(What is asked): Without the pictures, can you quote each line below exactly?

[Recorded data]
◆ ◆ ◆ ◆ ◆ ◆ ◆
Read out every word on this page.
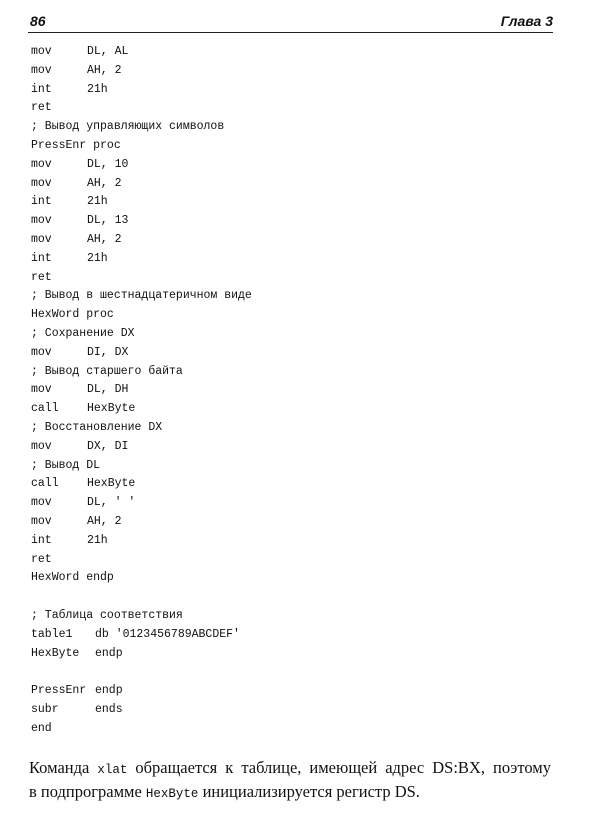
86	Глава 3
mov	DL, AL
mov	AH, 2
int	21h
ret
; Вывод управляющих символов
PressEnr proc
mov	DL, 10
mov	AH, 2
int	21h
mov	DL, 13
mov	AH, 2
int	21h
ret
; Вывод в шестнадцатеричном виде
HexWord proc
; Сохранение DX
mov	DI, DX
; Вывод старшего байта
mov	DL, DH
call HexByte
; Восстановление DX
mov	DX, DI
; Вывод DL
call HexByte
mov	DL, ' '
mov	AH, 2
int	21h
ret
HexWord endp
; Таблица соответствия
table1 db '0123456789ABCDEF'
HexByte endp
PressEnr endp
subr	ends
end

Команда xlat обращается к таблице, имеющей адрес DS:BX, поэтому

в подпрограмме HexByte инициализируется регистр DS.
◆ ◆ ◆ ◆ ◆ ◆ ◆
(Output below):
Read out every word on this page.
86	Глава 3
mov	DL, AL
mov	AH, 2
int	21h
ret
; Вывод управляющих символов
PressEnr proc
mov	DL, 10
mov	AH, 2
int	21h
mov	DL, 13
mov	AH, 2
int	21h
ret
; Вывод в шестнадцатеричном виде
HexWord proc
; Сохранение DX
mov	DI, DX
; Вывод старшего байта
mov	DL, DH
call HexByte
; Восстановление DX
mov	DX, DI
; Вывод DL
call HexByte
mov	DL, ' '
mov	AH, 2
int	21h
ret
HexWord endp
; Таблица соответствия
table1 db '0123456789ABCDEF'
HexByte endp
PressEnr endp
subr	ends
end

Команда xlat обращается к таблице, имеющей адрес DS:BX, поэтому

в подпрограмме HexByte инициализируется регистр DS.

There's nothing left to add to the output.